#### Rows from a figure dataset:
[BEGIN]

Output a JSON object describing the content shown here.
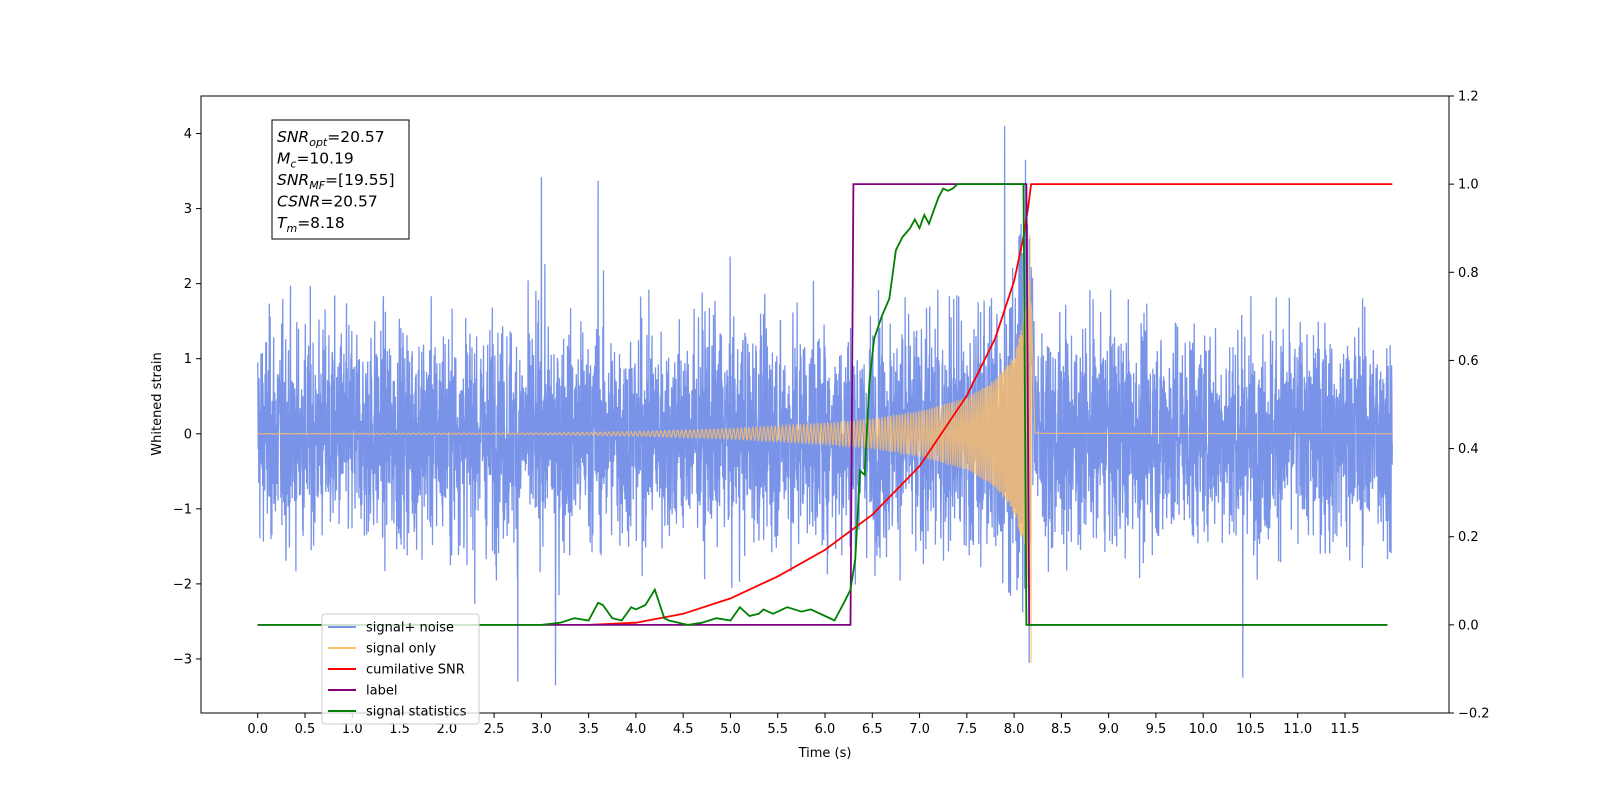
{
  "chart_data": {
    "type": "line",
    "xlabel": "Time (s)",
    "ylabel": "Whitened strain",
    "xlim": [
      -0.6,
      12.6
    ],
    "ylim": [
      -3.72,
      4.5
    ],
    "y2lim": [
      -0.2,
      1.2
    ],
    "xticks": [
      0.0,
      0.5,
      1.0,
      1.5,
      2.0,
      2.5,
      3.0,
      3.5,
      4.0,
      4.5,
      5.0,
      5.5,
      6.0,
      6.5,
      7.0,
      7.5,
      8.0,
      8.5,
      9.0,
      9.5,
      10.0,
      10.5,
      11.0,
      11.5
    ],
    "xtick_labels": [
      "0.0",
      "0.5",
      "1.0",
      "1.5",
      "2.0",
      "2.5",
      "3.0",
      "3.5",
      "4.0",
      "4.5",
      "5.0",
      "5.5",
      "6.0",
      "6.5",
      "7.0",
      "7.5",
      "8.0",
      "8.5",
      "9.0",
      "9.5",
      "10.0",
      "10.5",
      "11.0",
      "11.5"
    ],
    "yticks": [
      -3,
      -2,
      -1,
      0,
      1,
      2,
      3,
      4
    ],
    "ytick_labels": [
      "−3",
      "−2",
      "−1",
      "0",
      "1",
      "2",
      "3",
      "4"
    ],
    "y2ticks": [
      -0.2,
      0.0,
      0.2,
      0.4,
      0.6,
      0.8,
      1.0,
      1.2
    ],
    "y2tick_labels": [
      "−0.2",
      "0.0",
      "0.2",
      "0.4",
      "0.6",
      "0.8",
      "1.0",
      "1.2"
    ],
    "grid": false,
    "legend_placement": "lower-left",
    "annotation": {
      "lines": [
        {
          "symbol": "SNR",
          "sub": "opt",
          "value": "=20.57"
        },
        {
          "symbol": "M",
          "sub": "c",
          "value": "=10.19"
        },
        {
          "symbol": "SNR",
          "sub": "MF",
          "value": "=[19.55]"
        },
        {
          "symbol": "CSNR",
          "sub": "",
          "value": "=20.57"
        },
        {
          "symbol": "T",
          "sub": "m",
          "value": "=8.18"
        }
      ]
    },
    "noise": {
      "t_start": 0.0,
      "t_end": 12.0,
      "typical_amplitude": 1.3,
      "peak_values": [
        4.1,
        3.65,
        3.42,
        3.37,
        -3.35,
        -3.3,
        -3.25
      ]
    },
    "merger_time": 8.18,
    "series": [
      {
        "name": "signal+ noise",
        "color": "#7893e8",
        "axis": "left"
      },
      {
        "name": "signal only",
        "color": "#ffbf66",
        "axis": "left",
        "envelope": {
          "t": [
            0,
            3.0,
            4.0,
            5.0,
            6.0,
            6.5,
            7.0,
            7.5,
            7.8,
            8.0,
            8.1,
            8.15,
            8.18,
            8.22,
            8.3,
            12.0
          ],
          "amp": [
            0.002,
            0.01,
            0.03,
            0.07,
            0.14,
            0.2,
            0.3,
            0.48,
            0.72,
            1.05,
            1.5,
            2.1,
            3.1,
            0.02,
            0.01,
            0.0
          ]
        },
        "merger_spike": -3.05
      },
      {
        "name": "cumilative SNR",
        "color": "#ff0000",
        "axis": "right",
        "x": [
          3.5,
          4.0,
          4.5,
          5.0,
          5.5,
          6.0,
          6.5,
          7.0,
          7.5,
          7.8,
          8.0,
          8.1,
          8.15,
          8.18,
          12.0
        ],
        "y": [
          0.0,
          0.005,
          0.025,
          0.06,
          0.11,
          0.17,
          0.25,
          0.36,
          0.52,
          0.65,
          0.78,
          0.88,
          0.95,
          1.0,
          1.0
        ]
      },
      {
        "name": "label",
        "color": "#800080",
        "axis": "right",
        "x": [
          0.0,
          6.27,
          6.3,
          8.13,
          8.16,
          11.95
        ],
        "y": [
          0.0,
          0.0,
          1.0,
          1.0,
          0.0,
          0.0
        ]
      },
      {
        "name": "signal statistics",
        "color": "#008000",
        "axis": "right",
        "x": [
          0.0,
          3.0,
          3.2,
          3.35,
          3.5,
          3.6,
          3.65,
          3.75,
          3.85,
          3.95,
          4.0,
          4.1,
          4.2,
          4.3,
          4.35,
          4.45,
          4.55,
          4.7,
          4.85,
          5.0,
          5.1,
          5.2,
          5.3,
          5.35,
          5.45,
          5.6,
          5.75,
          5.85,
          6.0,
          6.1,
          6.2,
          6.27,
          6.32,
          6.37,
          6.42,
          6.47,
          6.52,
          6.6,
          6.68,
          6.75,
          6.82,
          6.9,
          6.95,
          7.0,
          7.05,
          7.1,
          7.15,
          7.2,
          7.25,
          7.3,
          7.35,
          7.4,
          7.5,
          7.6,
          8.1,
          8.13,
          8.18,
          11.95
        ],
        "y": [
          0.0,
          0.0,
          0.005,
          0.015,
          0.01,
          0.05,
          0.045,
          0.015,
          0.01,
          0.04,
          0.035,
          0.045,
          0.08,
          0.015,
          0.01,
          0.005,
          0.0,
          0.005,
          0.015,
          0.01,
          0.04,
          0.02,
          0.025,
          0.035,
          0.025,
          0.04,
          0.03,
          0.035,
          0.02,
          0.01,
          0.05,
          0.08,
          0.15,
          0.35,
          0.34,
          0.55,
          0.65,
          0.7,
          0.74,
          0.85,
          0.88,
          0.9,
          0.92,
          0.9,
          0.93,
          0.91,
          0.94,
          0.97,
          0.99,
          0.985,
          0.99,
          1.0,
          1.0,
          1.0,
          1.0,
          0.0,
          0.0,
          0.0
        ]
      }
    ]
  }
}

[END]

#### DIRECTION:
Which lines above contain the word "left"? Copy each of them.

#### EXERCISE ANSWER:
    "legend_placement": "lower-left",
        "axis": "left"
        "axis": "left",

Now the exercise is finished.